[Figure data in JSON]
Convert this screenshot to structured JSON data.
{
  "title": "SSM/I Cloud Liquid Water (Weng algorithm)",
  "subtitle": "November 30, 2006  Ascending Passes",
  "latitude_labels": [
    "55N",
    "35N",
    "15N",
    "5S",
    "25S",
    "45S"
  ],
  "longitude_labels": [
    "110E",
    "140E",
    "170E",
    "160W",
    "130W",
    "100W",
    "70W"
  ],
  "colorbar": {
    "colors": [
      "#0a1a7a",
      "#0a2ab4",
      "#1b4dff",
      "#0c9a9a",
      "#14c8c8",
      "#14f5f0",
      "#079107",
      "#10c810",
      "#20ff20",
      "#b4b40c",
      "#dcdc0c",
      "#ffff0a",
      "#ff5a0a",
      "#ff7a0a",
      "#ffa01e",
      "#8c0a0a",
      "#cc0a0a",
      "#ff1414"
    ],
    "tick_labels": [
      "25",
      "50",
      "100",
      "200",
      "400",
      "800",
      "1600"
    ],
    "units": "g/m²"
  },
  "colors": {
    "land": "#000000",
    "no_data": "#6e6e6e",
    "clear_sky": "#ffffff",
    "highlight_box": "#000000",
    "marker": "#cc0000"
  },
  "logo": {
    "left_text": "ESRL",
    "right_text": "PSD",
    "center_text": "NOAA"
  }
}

• Challenge: Give an exact repetition of all the material.

• Right answer:
Convert this screenshot to structured JSON data.
{
  "title": "SSM/I Cloud Liquid Water (Weng algorithm)",
  "subtitle": "November 30, 2006  Ascending Passes",
  "latitude_labels": [
    "55N",
    "35N",
    "15N",
    "5S",
    "25S",
    "45S"
  ],
  "longitude_labels": [
    "110E",
    "140E",
    "170E",
    "160W",
    "130W",
    "100W",
    "70W"
  ],
  "colorbar": {
    "colors": [
      "#0a1a7a",
      "#0a2ab4",
      "#1b4dff",
      "#0c9a9a",
      "#14c8c8",
      "#14f5f0",
      "#079107",
      "#10c810",
      "#20ff20",
      "#b4b40c",
      "#dcdc0c",
      "#ffff0a",
      "#ff5a0a",
      "#ff7a0a",
      "#ffa01e",
      "#8c0a0a",
      "#cc0a0a",
      "#ff1414"
    ],
    "tick_labels": [
      "25",
      "50",
      "100",
      "200",
      "400",
      "800",
      "1600"
    ],
    "units": "g/m²"
  },
  "colors": {
    "land": "#000000",
    "no_data": "#6e6e6e",
    "clear_sky": "#ffffff",
    "highlight_box": "#000000",
    "marker": "#cc0000"
  },
  "logo": {
    "left_text": "ESRL",
    "right_text": "PSD",
    "center_text": "NOAA"
  }
}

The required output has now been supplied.